-- BEGIN GIVEN RECORDS --
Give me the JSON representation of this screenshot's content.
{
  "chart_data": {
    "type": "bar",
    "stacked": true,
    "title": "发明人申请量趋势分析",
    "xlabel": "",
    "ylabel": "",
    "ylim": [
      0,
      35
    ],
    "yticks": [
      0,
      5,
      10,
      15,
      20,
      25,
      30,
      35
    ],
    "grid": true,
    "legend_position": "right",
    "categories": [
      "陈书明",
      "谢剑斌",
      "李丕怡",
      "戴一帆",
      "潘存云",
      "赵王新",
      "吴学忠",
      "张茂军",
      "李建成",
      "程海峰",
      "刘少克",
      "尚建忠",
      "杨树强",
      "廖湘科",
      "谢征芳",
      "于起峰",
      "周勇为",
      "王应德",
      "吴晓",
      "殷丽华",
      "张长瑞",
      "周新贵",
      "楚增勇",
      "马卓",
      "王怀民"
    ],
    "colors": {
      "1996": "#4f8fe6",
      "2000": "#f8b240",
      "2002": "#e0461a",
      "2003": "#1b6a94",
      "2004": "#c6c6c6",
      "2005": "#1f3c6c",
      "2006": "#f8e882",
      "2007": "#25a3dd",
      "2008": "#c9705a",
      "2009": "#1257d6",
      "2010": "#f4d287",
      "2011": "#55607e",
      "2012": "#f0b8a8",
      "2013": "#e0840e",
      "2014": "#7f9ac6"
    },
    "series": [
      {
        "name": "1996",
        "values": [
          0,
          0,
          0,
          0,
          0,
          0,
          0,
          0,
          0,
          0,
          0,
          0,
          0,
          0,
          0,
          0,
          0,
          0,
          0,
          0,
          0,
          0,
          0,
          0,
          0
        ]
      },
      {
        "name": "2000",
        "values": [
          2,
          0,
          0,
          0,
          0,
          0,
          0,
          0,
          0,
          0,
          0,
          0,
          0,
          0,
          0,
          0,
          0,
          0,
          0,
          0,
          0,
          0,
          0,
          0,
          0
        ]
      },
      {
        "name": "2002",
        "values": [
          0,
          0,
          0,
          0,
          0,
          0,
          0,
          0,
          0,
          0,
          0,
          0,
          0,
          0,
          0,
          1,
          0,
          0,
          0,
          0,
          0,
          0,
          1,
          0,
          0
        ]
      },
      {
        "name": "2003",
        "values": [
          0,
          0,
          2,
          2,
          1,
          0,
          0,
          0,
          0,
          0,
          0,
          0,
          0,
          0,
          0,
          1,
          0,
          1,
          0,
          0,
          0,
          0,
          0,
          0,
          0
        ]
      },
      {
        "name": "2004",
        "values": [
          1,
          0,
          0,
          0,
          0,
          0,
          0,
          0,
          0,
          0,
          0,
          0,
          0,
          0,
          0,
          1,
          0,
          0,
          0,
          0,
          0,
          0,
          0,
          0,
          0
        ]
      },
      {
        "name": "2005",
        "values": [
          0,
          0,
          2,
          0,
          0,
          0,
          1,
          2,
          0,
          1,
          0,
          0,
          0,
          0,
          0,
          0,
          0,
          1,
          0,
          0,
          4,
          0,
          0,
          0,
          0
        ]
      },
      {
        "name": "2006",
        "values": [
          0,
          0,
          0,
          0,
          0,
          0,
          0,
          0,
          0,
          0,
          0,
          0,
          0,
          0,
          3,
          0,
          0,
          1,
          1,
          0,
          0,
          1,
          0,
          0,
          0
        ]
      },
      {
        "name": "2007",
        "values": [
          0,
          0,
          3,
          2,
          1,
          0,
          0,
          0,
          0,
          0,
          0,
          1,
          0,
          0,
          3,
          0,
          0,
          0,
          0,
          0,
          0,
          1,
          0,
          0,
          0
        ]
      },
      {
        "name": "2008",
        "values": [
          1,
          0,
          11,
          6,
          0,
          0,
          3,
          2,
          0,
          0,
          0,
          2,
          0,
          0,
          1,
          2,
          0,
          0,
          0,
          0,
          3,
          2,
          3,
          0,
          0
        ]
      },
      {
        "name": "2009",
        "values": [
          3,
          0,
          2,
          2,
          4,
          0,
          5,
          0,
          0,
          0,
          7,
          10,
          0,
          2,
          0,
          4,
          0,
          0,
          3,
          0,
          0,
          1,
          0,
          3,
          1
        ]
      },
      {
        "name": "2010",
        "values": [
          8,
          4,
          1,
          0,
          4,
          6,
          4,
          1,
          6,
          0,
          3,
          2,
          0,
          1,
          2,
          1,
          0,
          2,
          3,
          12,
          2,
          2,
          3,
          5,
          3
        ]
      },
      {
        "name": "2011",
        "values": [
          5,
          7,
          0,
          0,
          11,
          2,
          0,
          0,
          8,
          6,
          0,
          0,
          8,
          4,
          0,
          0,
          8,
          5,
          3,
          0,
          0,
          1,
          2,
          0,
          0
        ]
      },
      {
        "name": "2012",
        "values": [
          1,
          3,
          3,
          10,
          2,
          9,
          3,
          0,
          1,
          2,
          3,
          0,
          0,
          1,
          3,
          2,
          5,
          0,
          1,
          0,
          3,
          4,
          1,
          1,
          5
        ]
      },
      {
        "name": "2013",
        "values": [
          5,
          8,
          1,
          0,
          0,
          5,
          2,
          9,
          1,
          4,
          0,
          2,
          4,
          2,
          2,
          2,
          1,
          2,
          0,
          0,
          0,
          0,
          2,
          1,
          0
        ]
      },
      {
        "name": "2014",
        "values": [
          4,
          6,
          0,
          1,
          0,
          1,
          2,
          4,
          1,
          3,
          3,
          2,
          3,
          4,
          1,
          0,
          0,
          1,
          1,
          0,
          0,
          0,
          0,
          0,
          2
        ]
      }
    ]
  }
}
-- END GIVEN RECORDS --
- GIVEN INSTRUCTION:
Quote all of the entries exactly as they appear.

- FINAL ANSWER:
Give me the JSON representation of this screenshot's content.
{
  "chart_data": {
    "type": "bar",
    "stacked": true,
    "title": "发明人申请量趋势分析",
    "xlabel": "",
    "ylabel": "",
    "ylim": [
      0,
      35
    ],
    "yticks": [
      0,
      5,
      10,
      15,
      20,
      25,
      30,
      35
    ],
    "grid": true,
    "legend_position": "right",
    "categories": [
      "陈书明",
      "谢剑斌",
      "李丕怡",
      "戴一帆",
      "潘存云",
      "赵王新",
      "吴学忠",
      "张茂军",
      "李建成",
      "程海峰",
      "刘少克",
      "尚建忠",
      "杨树强",
      "廖湘科",
      "谢征芳",
      "于起峰",
      "周勇为",
      "王应德",
      "吴晓",
      "殷丽华",
      "张长瑞",
      "周新贵",
      "楚增勇",
      "马卓",
      "王怀民"
    ],
    "colors": {
      "1996": "#4f8fe6",
      "2000": "#f8b240",
      "2002": "#e0461a",
      "2003": "#1b6a94",
      "2004": "#c6c6c6",
      "2005": "#1f3c6c",
      "2006": "#f8e882",
      "2007": "#25a3dd",
      "2008": "#c9705a",
      "2009": "#1257d6",
      "2010": "#f4d287",
      "2011": "#55607e",
      "2012": "#f0b8a8",
      "2013": "#e0840e",
      "2014": "#7f9ac6"
    },
    "series": [
      {
        "name": "1996",
        "values": [
          0,
          0,
          0,
          0,
          0,
          0,
          0,
          0,
          0,
          0,
          0,
          0,
          0,
          0,
          0,
          0,
          0,
          0,
          0,
          0,
          0,
          0,
          0,
          0,
          0
        ]
      },
      {
        "name": "2000",
        "values": [
          2,
          0,
          0,
          0,
          0,
          0,
          0,
          0,
          0,
          0,
          0,
          0,
          0,
          0,
          0,
          0,
          0,
          0,
          0,
          0,
          0,
          0,
          0,
          0,
          0
        ]
      },
      {
        "name": "2002",
        "values": [
          0,
          0,
          0,
          0,
          0,
          0,
          0,
          0,
          0,
          0,
          0,
          0,
          0,
          0,
          0,
          1,
          0,
          0,
          0,
          0,
          0,
          0,
          1,
          0,
          0
        ]
      },
      {
        "name": "2003",
        "values": [
          0,
          0,
          2,
          2,
          1,
          0,
          0,
          0,
          0,
          0,
          0,
          0,
          0,
          0,
          0,
          1,
          0,
          1,
          0,
          0,
          0,
          0,
          0,
          0,
          0
        ]
      },
      {
        "name": "2004",
        "values": [
          1,
          0,
          0,
          0,
          0,
          0,
          0,
          0,
          0,
          0,
          0,
          0,
          0,
          0,
          0,
          1,
          0,
          0,
          0,
          0,
          0,
          0,
          0,
          0,
          0
        ]
      },
      {
        "name": "2005",
        "values": [
          0,
          0,
          2,
          0,
          0,
          0,
          1,
          2,
          0,
          1,
          0,
          0,
          0,
          0,
          0,
          0,
          0,
          1,
          0,
          0,
          4,
          0,
          0,
          0,
          0
        ]
      },
      {
        "name": "2006",
        "values": [
          0,
          0,
          0,
          0,
          0,
          0,
          0,
          0,
          0,
          0,
          0,
          0,
          0,
          0,
          3,
          0,
          0,
          1,
          1,
          0,
          0,
          1,
          0,
          0,
          0
        ]
      },
      {
        "name": "2007",
        "values": [
          0,
          0,
          3,
          2,
          1,
          0,
          0,
          0,
          0,
          0,
          0,
          1,
          0,
          0,
          3,
          0,
          0,
          0,
          0,
          0,
          0,
          1,
          0,
          0,
          0
        ]
      },
      {
        "name": "2008",
        "values": [
          1,
          0,
          11,
          6,
          0,
          0,
          3,
          2,
          0,
          0,
          0,
          2,
          0,
          0,
          1,
          2,
          0,
          0,
          0,
          0,
          3,
          2,
          3,
          0,
          0
        ]
      },
      {
        "name": "2009",
        "values": [
          3,
          0,
          2,
          2,
          4,
          0,
          5,
          0,
          0,
          0,
          7,
          10,
          0,
          2,
          0,
          4,
          0,
          0,
          3,
          0,
          0,
          1,
          0,
          3,
          1
        ]
      },
      {
        "name": "2010",
        "values": [
          8,
          4,
          1,
          0,
          4,
          6,
          4,
          1,
          6,
          0,
          3,
          2,
          0,
          1,
          2,
          1,
          0,
          2,
          3,
          12,
          2,
          2,
          3,
          5,
          3
        ]
      },
      {
        "name": "2011",
        "values": [
          5,
          7,
          0,
          0,
          11,
          2,
          0,
          0,
          8,
          6,
          0,
          0,
          8,
          4,
          0,
          0,
          8,
          5,
          3,
          0,
          0,
          1,
          2,
          0,
          0
        ]
      },
      {
        "name": "2012",
        "values": [
          1,
          3,
          3,
          10,
          2,
          9,
          3,
          0,
          1,
          2,
          3,
          0,
          0,
          1,
          3,
          2,
          5,
          0,
          1,
          0,
          3,
          4,
          1,
          1,
          5
        ]
      },
      {
        "name": "2013",
        "values": [
          5,
          8,
          1,
          0,
          0,
          5,
          2,
          9,
          1,
          4,
          0,
          2,
          4,
          2,
          2,
          2,
          1,
          2,
          0,
          0,
          0,
          0,
          2,
          1,
          0
        ]
      },
      {
        "name": "2014",
        "values": [
          4,
          6,
          0,
          1,
          0,
          1,
          2,
          4,
          1,
          3,
          3,
          2,
          3,
          4,
          1,
          0,
          0,
          1,
          1,
          0,
          0,
          0,
          0,
          0,
          2
        ]
      }
    ]
  }
}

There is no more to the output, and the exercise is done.